(Figure record extracts)
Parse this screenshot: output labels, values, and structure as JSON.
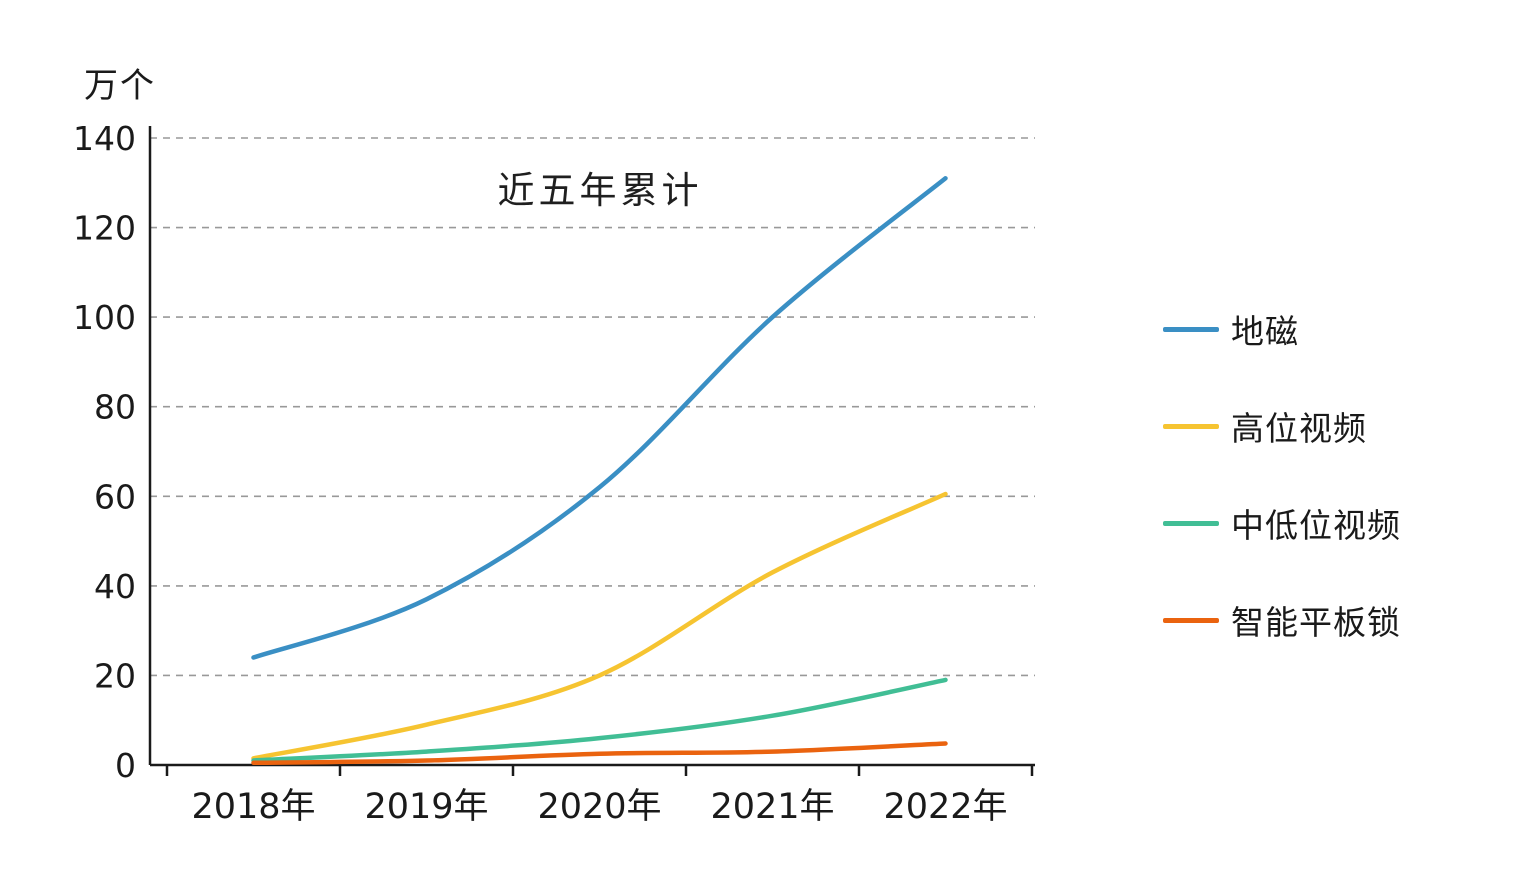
{
  "chart_data": {
    "type": "line",
    "title": "近五年累计",
    "unit_label": "万个",
    "categories": [
      "2018年",
      "2019年",
      "2020年",
      "2021年",
      "2022年"
    ],
    "series": [
      {
        "name": "地磁",
        "color": "#3A8FC4",
        "values": [
          24,
          37,
          62,
          100,
          131
        ]
      },
      {
        "name": "高位视频",
        "color": "#F6C431",
        "values": [
          1.5,
          9,
          20,
          43,
          60.5
        ]
      },
      {
        "name": "中低位视频",
        "color": "#41BE95",
        "values": [
          1,
          3,
          6,
          11,
          19
        ]
      },
      {
        "name": "智能平板锁",
        "color": "#EA630F",
        "values": [
          0.5,
          1,
          2.5,
          3,
          4.8
        ]
      }
    ],
    "ylim": [
      0,
      140
    ],
    "ytick_step": 20,
    "grid": "horizontal-dashed",
    "gridline_color": "#999999",
    "axis_color": "#1a1a1a",
    "legend_position": "right"
  }
}
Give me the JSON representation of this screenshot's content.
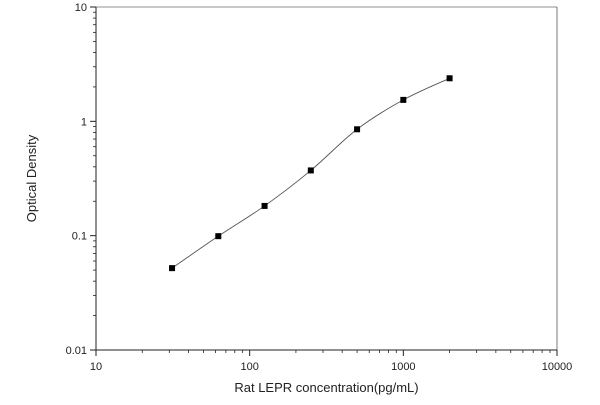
{
  "chart_data": {
    "type": "scatter",
    "title": "",
    "xlabel": "Rat LEPR concentration(pg/mL)",
    "ylabel": "Optical Density",
    "x_scale": "log",
    "y_scale": "log",
    "xlim": [
      10,
      10000
    ],
    "ylim": [
      0.01,
      10
    ],
    "x_ticks": [
      {
        "value": 10,
        "label": "10"
      },
      {
        "value": 100,
        "label": "100"
      },
      {
        "value": 1000,
        "label": "1000"
      },
      {
        "value": 10000,
        "label": "10000"
      }
    ],
    "y_ticks": [
      {
        "value": 0.01,
        "label": "0.01"
      },
      {
        "value": 0.1,
        "label": "0.1"
      },
      {
        "value": 1,
        "label": "1"
      },
      {
        "value": 10,
        "label": "10"
      }
    ],
    "grid": false,
    "legend": "none",
    "series": [
      {
        "x": [
          31.25,
          62.5,
          125,
          250,
          500,
          1000,
          2000
        ],
        "y": [
          0.052,
          0.099,
          0.182,
          0.372,
          0.852,
          1.54,
          2.38
        ],
        "marker": "square",
        "color": "#000000",
        "fit_curve": true
      }
    ]
  }
}
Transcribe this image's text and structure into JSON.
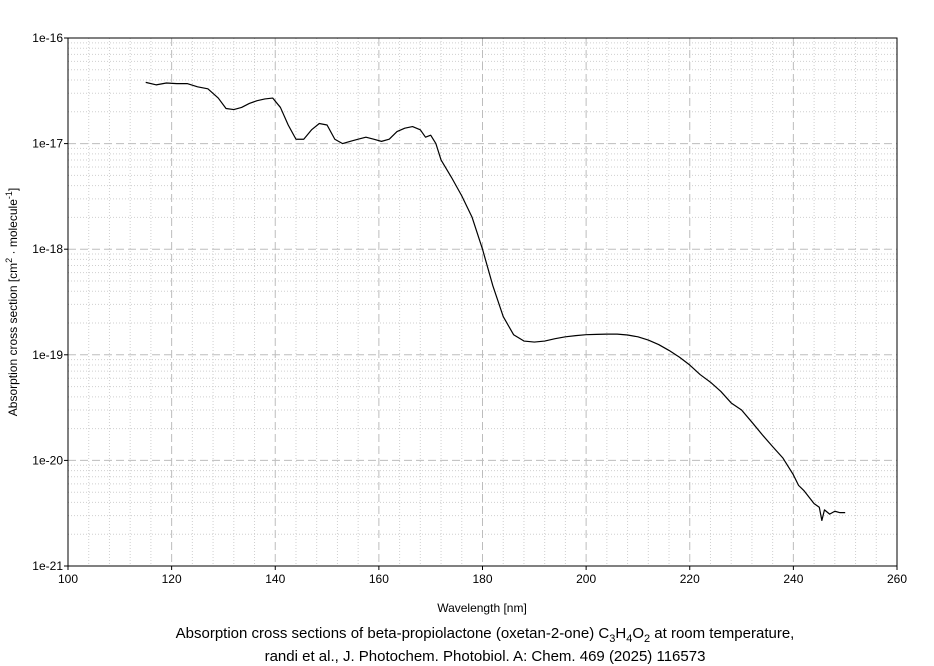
{
  "chart_data": {
    "type": "line",
    "title": "",
    "xlabel": "Wavelength [nm]",
    "ylabel": {
      "prefix": "Absorption cross section [cm",
      "sup1": "2",
      "middle": " · molecule",
      "sup2": "-1",
      "suffix": "]"
    },
    "x_ticks": [
      100,
      120,
      140,
      160,
      180,
      200,
      220,
      240,
      260
    ],
    "y_ticks": [
      {
        "value": 1e-21,
        "label": "1e-21"
      },
      {
        "value": 1e-20,
        "label": "1e-20"
      },
      {
        "value": 1e-19,
        "label": "1e-19"
      },
      {
        "value": 1e-18,
        "label": "1e-18"
      },
      {
        "value": 1e-17,
        "label": "1e-17"
      },
      {
        "value": 1e-16,
        "label": "1e-16"
      }
    ],
    "xlim": [
      100,
      260
    ],
    "ylim": [
      1e-21,
      1e-16
    ],
    "y_scale": "log",
    "grid": true,
    "series": [
      {
        "color": "#000000",
        "x": [
          115,
          117,
          119,
          121,
          123,
          125,
          127,
          129,
          130.5,
          132,
          133.5,
          135,
          136.5,
          138,
          139.5,
          141,
          142.5,
          144,
          145.5,
          147,
          148.5,
          150,
          151.5,
          153,
          154.5,
          156,
          157.5,
          159,
          160.5,
          162,
          163.5,
          165,
          166.5,
          168,
          169,
          170,
          171,
          172,
          174,
          176,
          178,
          180,
          182,
          184,
          186,
          188,
          190,
          192,
          194,
          196,
          198,
          200,
          202,
          204,
          206,
          208,
          210,
          212,
          214,
          216,
          218,
          220,
          222,
          224,
          226,
          228,
          230,
          232,
          234,
          236,
          238,
          240,
          241,
          242,
          243,
          244,
          245,
          245.5,
          246,
          247,
          248,
          249,
          250
        ],
        "y": [
          3.8e-17,
          3.6e-17,
          3.75e-17,
          3.7e-17,
          3.7e-17,
          3.45e-17,
          3.3e-17,
          2.7e-17,
          2.15e-17,
          2.1e-17,
          2.2e-17,
          2.4e-17,
          2.55e-17,
          2.65e-17,
          2.7e-17,
          2.2e-17,
          1.5e-17,
          1.1e-17,
          1.1e-17,
          1.35e-17,
          1.55e-17,
          1.5e-17,
          1.1e-17,
          1e-17,
          1.05e-17,
          1.1e-17,
          1.15e-17,
          1.1e-17,
          1.05e-17,
          1.1e-17,
          1.3e-17,
          1.4e-17,
          1.45e-17,
          1.35e-17,
          1.15e-17,
          1.2e-17,
          1e-17,
          7e-18,
          4.8e-18,
          3.2e-18,
          2e-18,
          1e-18,
          4.5e-19,
          2.3e-19,
          1.55e-19,
          1.35e-19,
          1.32e-19,
          1.35e-19,
          1.42e-19,
          1.48e-19,
          1.52e-19,
          1.55e-19,
          1.56e-19,
          1.57e-19,
          1.57e-19,
          1.54e-19,
          1.48e-19,
          1.38e-19,
          1.25e-19,
          1.1e-19,
          9.5e-20,
          8e-20,
          6.5e-20,
          5.5e-20,
          4.5e-20,
          3.5e-20,
          3e-20,
          2.3e-20,
          1.75e-20,
          1.35e-20,
          1.05e-20,
          7.3e-21,
          5.8e-21,
          5.2e-21,
          4.5e-21,
          3.9e-21,
          3.6e-21,
          2.7e-21,
          3.4e-21,
          3.1e-21,
          3.3e-21,
          3.2e-21,
          3.2e-21
        ]
      }
    ],
    "caption": {
      "line1_prefix": "Absorption cross sections of beta-propiolactone (oxetan-2-one) C",
      "sub1": "3",
      "mid1": "H",
      "sub2": "4",
      "mid2": "O",
      "sub3": "2",
      "line1_suffix": " at room temperature,",
      "line2": "randi et al., J. Photochem. Photobiol. A: Chem. 469 (2025) 116573"
    }
  }
}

■ REQUIREMENT
Copy the data character for character, but drop all pictures from the copy.

■ ANSWER IN FULL
Parse this screenshot: output labels, values, and structure as JSON.
{
  "chart_data": {
    "type": "line",
    "title": "近五年累计",
    "unit_label": "万个",
    "categories": [
      "2018年",
      "2019年",
      "2020年",
      "2021年",
      "2022年"
    ],
    "series": [
      {
        "name": "地磁",
        "color": "#3A8FC4",
        "values": [
          24,
          37,
          62,
          100,
          131
        ]
      },
      {
        "name": "高位视频",
        "color": "#F6C431",
        "values": [
          1.5,
          9,
          20,
          43,
          60.5
        ]
      },
      {
        "name": "中低位视频",
        "color": "#41BE95",
        "values": [
          1,
          3,
          6,
          11,
          19
        ]
      },
      {
        "name": "智能平板锁",
        "color": "#EA630F",
        "values": [
          0.5,
          1,
          2.5,
          3,
          4.8
        ]
      }
    ],
    "ylim": [
      0,
      140
    ],
    "ytick_step": 20,
    "grid": "horizontal-dashed",
    "gridline_color": "#999999",
    "axis_color": "#1a1a1a",
    "legend_position": "right"
  }
}
Give me the JSON representation of this screenshot's content.
{
  "chart_data": {
    "type": "scatter",
    "title": "",
    "xlabel": "Rat LEPR concentration(pg/mL)",
    "ylabel": "Optical Density",
    "x_scale": "log",
    "y_scale": "log",
    "xlim": [
      10,
      10000
    ],
    "ylim": [
      0.01,
      10
    ],
    "x_ticks": [
      {
        "value": 10,
        "label": "10"
      },
      {
        "value": 100,
        "label": "100"
      },
      {
        "value": 1000,
        "label": "1000"
      },
      {
        "value": 10000,
        "label": "10000"
      }
    ],
    "y_ticks": [
      {
        "value": 0.01,
        "label": "0.01"
      },
      {
        "value": 0.1,
        "label": "0.1"
      },
      {
        "value": 1,
        "label": "1"
      },
      {
        "value": 10,
        "label": "10"
      }
    ],
    "grid": false,
    "legend": "none",
    "series": [
      {
        "x": [
          31.25,
          62.5,
          125,
          250,
          500,
          1000,
          2000
        ],
        "y": [
          0.052,
          0.099,
          0.182,
          0.372,
          0.852,
          1.54,
          2.38
        ],
        "marker": "square",
        "color": "#000000",
        "fit_curve": true
      }
    ]
  }
}
Transcribe this image's text and structure into JSON.
{
  "chart_data": {
    "type": "line",
    "title": "",
    "xlabel": "Wavelength [nm]",
    "ylabel": {
      "prefix": "Absorption cross section [cm",
      "sup1": "2",
      "middle": " · molecule",
      "sup2": "-1",
      "suffix": "]"
    },
    "x_ticks": [
      100,
      120,
      140,
      160,
      180,
      200,
      220,
      240,
      260
    ],
    "y_ticks": [
      {
        "value": 1e-21,
        "label": "1e-21"
      },
      {
        "value": 1e-20,
        "label": "1e-20"
      },
      {
        "value": 1e-19,
        "label": "1e-19"
      },
      {
        "value": 1e-18,
        "label": "1e-18"
      },
      {
        "value": 1e-17,
        "label": "1e-17"
      },
      {
        "value": 1e-16,
        "label": "1e-16"
      }
    ],
    "xlim": [
      100,
      260
    ],
    "ylim": [
      1e-21,
      1e-16
    ],
    "y_scale": "log",
    "grid": true,
    "series": [
      {
        "color": "#000000",
        "x": [
          115,
          117,
          119,
          121,
          123,
          125,
          127,
          129,
          130.5,
          132,
          133.5,
          135,
          136.5,
          138,
          139.5,
          141,
          142.5,
          144,
          145.5,
          147,
          148.5,
          150,
          151.5,
          153,
          154.5,
          156,
          157.5,
          159,
          160.5,
          162,
          163.5,
          165,
          166.5,
          168,
          169,
          170,
          171,
          172,
          174,
          176,
          178,
          180,
          182,
          184,
          186,
          188,
          190,
          192,
          194,
          196,
          198,
          200,
          202,
          204,
          206,
          208,
          210,
          212,
          214,
          216,
          218,
          220,
          222,
          224,
          226,
          228,
          230,
          232,
          234,
          236,
          238,
          240,
          241,
          242,
          243,
          244,
          245,
          245.5,
          246,
          247,
          248,
          249,
          250
        ],
        "y": [
          3.8e-17,
          3.6e-17,
          3.75e-17,
          3.7e-17,
          3.7e-17,
          3.45e-17,
          3.3e-17,
          2.7e-17,
          2.15e-17,
          2.1e-17,
          2.2e-17,
          2.4e-17,
          2.55e-17,
          2.65e-17,
          2.7e-17,
          2.2e-17,
          1.5e-17,
          1.1e-17,
          1.1e-17,
          1.35e-17,
          1.55e-17,
          1.5e-17,
          1.1e-17,
          1e-17,
          1.05e-17,
          1.1e-17,
          1.15e-17,
          1.1e-17,
          1.05e-17,
          1.1e-17,
          1.3e-17,
          1.4e-17,
          1.45e-17,
          1.35e-17,
          1.15e-17,
          1.2e-17,
          1e-17,
          7e-18,
          4.8e-18,
          3.2e-18,
          2e-18,
          1e-18,
          4.5e-19,
          2.3e-19,
          1.55e-19,
          1.35e-19,
          1.32e-19,
          1.35e-19,
          1.42e-19,
          1.48e-19,
          1.52e-19,
          1.55e-19,
          1.56e-19,
          1.57e-19,
          1.57e-19,
          1.54e-19,
          1.48e-19,
          1.38e-19,
          1.25e-19,
          1.1e-19,
          9.5e-20,
          8e-20,
          6.5e-20,
          5.5e-20,
          4.5e-20,
          3.5e-20,
          3e-20,
          2.3e-20,
          1.75e-20,
          1.35e-20,
          1.05e-20,
          7.3e-21,
          5.8e-21,
          5.2e-21,
          4.5e-21,
          3.9e-21,
          3.6e-21,
          2.7e-21,
          3.4e-21,
          3.1e-21,
          3.3e-21,
          3.2e-21,
          3.2e-21
        ]
      }
    ],
    "caption": {
      "line1_prefix": "Absorption cross sections of beta-propiolactone (oxetan-2-one) C",
      "sub1": "3",
      "mid1": "H",
      "sub2": "4",
      "mid2": "O",
      "sub3": "2",
      "line1_suffix": " at room temperature,",
      "line2": "randi et al., J. Photochem. Photobiol. A: Chem. 469 (2025) 116573"
    }
  }
}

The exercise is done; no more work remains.